Entries shown >>
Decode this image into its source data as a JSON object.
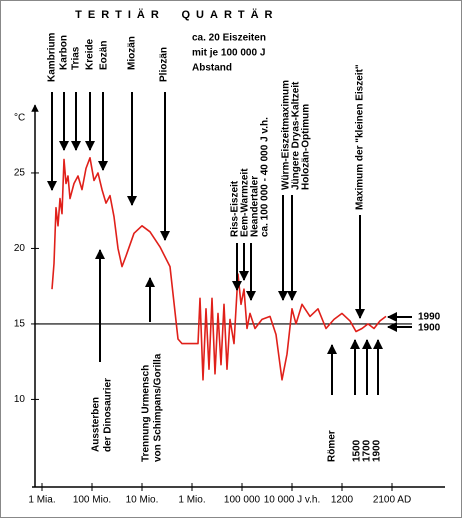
{
  "chart_data": {
    "type": "line",
    "y_label": "°C",
    "color": "#e0201a",
    "x": [
      0.2,
      0.24,
      0.28,
      0.32,
      0.36,
      0.4,
      0.44,
      0.48,
      0.52,
      0.56,
      0.64,
      0.72,
      0.8,
      0.88,
      0.96,
      1.04,
      1.12,
      1.2,
      1.28,
      1.36,
      1.44,
      1.52,
      1.6,
      1.68,
      1.84,
      2,
      2.16,
      2.36,
      2.56,
      2.72,
      2.8,
      3.12,
      3.16,
      3.22,
      3.28,
      3.34,
      3.4,
      3.46,
      3.52,
      3.58,
      3.64,
      3.7,
      3.76,
      3.84,
      3.92,
      3.98,
      4.04,
      4.1,
      4.16,
      4.26,
      4.4,
      4.56,
      4.68,
      4.8,
      4.9,
      5,
      5.08,
      5.2,
      5.36,
      5.52,
      5.68,
      5.84,
      6,
      6.16,
      6.28,
      6.4,
      6.52,
      6.64,
      6.76,
      6.88
    ],
    "values": [
      17.3,
      19,
      22.7,
      21.5,
      23.3,
      22.3,
      25.9,
      24.3,
      24.8,
      23.3,
      24.3,
      24.8,
      23.9,
      25.3,
      26,
      24.5,
      25,
      23.9,
      23,
      23.5,
      22.1,
      20,
      18.8,
      19.5,
      21,
      21.5,
      21.1,
      20.1,
      18.8,
      14,
      13.7,
      13.7,
      16.7,
      11.3,
      16,
      12,
      16.7,
      11.7,
      15.7,
      12.3,
      16.3,
      12,
      15.3,
      13.7,
      18.3,
      16.3,
      17.3,
      14.7,
      15.7,
      14.7,
      15.3,
      15.5,
      14.3,
      11.3,
      13,
      16,
      15,
      16.3,
      15.5,
      16,
      14.7,
      15.3,
      15.7,
      15.2,
      14.5,
      14.7,
      15,
      14.7,
      15.2,
      15.5
    ],
    "xlim": [
      -0.2,
      8.06
    ],
    "xticks": [
      {
        "value": 0,
        "label": "1 Mia."
      },
      {
        "value": 1,
        "label": "100 Mio."
      },
      {
        "value": 2,
        "label": "10 Mio."
      },
      {
        "value": 3,
        "label": "1 Mio."
      },
      {
        "value": 4,
        "label": "100 000"
      },
      {
        "value": 5,
        "label": "10 000 J v.h."
      },
      {
        "value": 6,
        "label": "1200"
      },
      {
        "value": 7,
        "label": "2100 AD"
      }
    ],
    "ylim": [
      4.2,
      29.5
    ],
    "yticks": [
      10,
      15,
      20,
      25
    ],
    "hline": 15,
    "annotations": [
      "TERTIÄR",
      "QUARTÄR",
      "ca. 20 Eiszeiten",
      "mit je 100 000 J",
      "Abstand",
      "Kambrium",
      "Karbon",
      "Trias",
      "Kreide",
      "Eozän",
      "Miozän",
      "Pliozän",
      "Riss-Eiszeit",
      "Eem-Warmzeit",
      "Neandertaler",
      "ca. 100 000 - 40 000 J v.h.",
      "Würm-Eiszeitmaximum",
      "Jüngere Dryas-Kaltzeit",
      "Holozän-Optimum",
      "Maximum der \"kleinen Eiszeit\"",
      "Aussterben",
      "der Dinosaurier",
      "Trennung Urmensch",
      "von Schimpans/Gorilla",
      "Römer",
      "1500",
      "1700",
      "1900",
      "1990",
      "1900"
    ]
  }
}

What you should do >>
Leave out the pictures and repeat everything else in the records exactly.

Solution to the exercise >>
Decode this image into its source data as a JSON object.
{
  "chart_data": {
    "type": "line",
    "y_label": "°C",
    "color": "#e0201a",
    "x": [
      0.2,
      0.24,
      0.28,
      0.32,
      0.36,
      0.4,
      0.44,
      0.48,
      0.52,
      0.56,
      0.64,
      0.72,
      0.8,
      0.88,
      0.96,
      1.04,
      1.12,
      1.2,
      1.28,
      1.36,
      1.44,
      1.52,
      1.6,
      1.68,
      1.84,
      2,
      2.16,
      2.36,
      2.56,
      2.72,
      2.8,
      3.12,
      3.16,
      3.22,
      3.28,
      3.34,
      3.4,
      3.46,
      3.52,
      3.58,
      3.64,
      3.7,
      3.76,
      3.84,
      3.92,
      3.98,
      4.04,
      4.1,
      4.16,
      4.26,
      4.4,
      4.56,
      4.68,
      4.8,
      4.9,
      5,
      5.08,
      5.2,
      5.36,
      5.52,
      5.68,
      5.84,
      6,
      6.16,
      6.28,
      6.4,
      6.52,
      6.64,
      6.76,
      6.88
    ],
    "values": [
      17.3,
      19,
      22.7,
      21.5,
      23.3,
      22.3,
      25.9,
      24.3,
      24.8,
      23.3,
      24.3,
      24.8,
      23.9,
      25.3,
      26,
      24.5,
      25,
      23.9,
      23,
      23.5,
      22.1,
      20,
      18.8,
      19.5,
      21,
      21.5,
      21.1,
      20.1,
      18.8,
      14,
      13.7,
      13.7,
      16.7,
      11.3,
      16,
      12,
      16.7,
      11.7,
      15.7,
      12.3,
      16.3,
      12,
      15.3,
      13.7,
      18.3,
      16.3,
      17.3,
      14.7,
      15.7,
      14.7,
      15.3,
      15.5,
      14.3,
      11.3,
      13,
      16,
      15,
      16.3,
      15.5,
      16,
      14.7,
      15.3,
      15.7,
      15.2,
      14.5,
      14.7,
      15,
      14.7,
      15.2,
      15.5
    ],
    "xlim": [
      -0.2,
      8.06
    ],
    "xticks": [
      {
        "value": 0,
        "label": "1 Mia."
      },
      {
        "value": 1,
        "label": "100 Mio."
      },
      {
        "value": 2,
        "label": "10 Mio."
      },
      {
        "value": 3,
        "label": "1 Mio."
      },
      {
        "value": 4,
        "label": "100 000"
      },
      {
        "value": 5,
        "label": "10 000 J v.h."
      },
      {
        "value": 6,
        "label": "1200"
      },
      {
        "value": 7,
        "label": "2100 AD"
      }
    ],
    "ylim": [
      4.2,
      29.5
    ],
    "yticks": [
      10,
      15,
      20,
      25
    ],
    "hline": 15,
    "annotations": [
      "TERTIÄR",
      "QUARTÄR",
      "ca. 20 Eiszeiten",
      "mit je 100 000 J",
      "Abstand",
      "Kambrium",
      "Karbon",
      "Trias",
      "Kreide",
      "Eozän",
      "Miozän",
      "Pliozän",
      "Riss-Eiszeit",
      "Eem-Warmzeit",
      "Neandertaler",
      "ca. 100 000 - 40 000 J v.h.",
      "Würm-Eiszeitmaximum",
      "Jüngere Dryas-Kaltzeit",
      "Holozän-Optimum",
      "Maximum der \"kleinen Eiszeit\"",
      "Aussterben",
      "der Dinosaurier",
      "Trennung Urmensch",
      "von Schimpans/Gorilla",
      "Römer",
      "1500",
      "1700",
      "1900",
      "1990",
      "1900"
    ]
  }
}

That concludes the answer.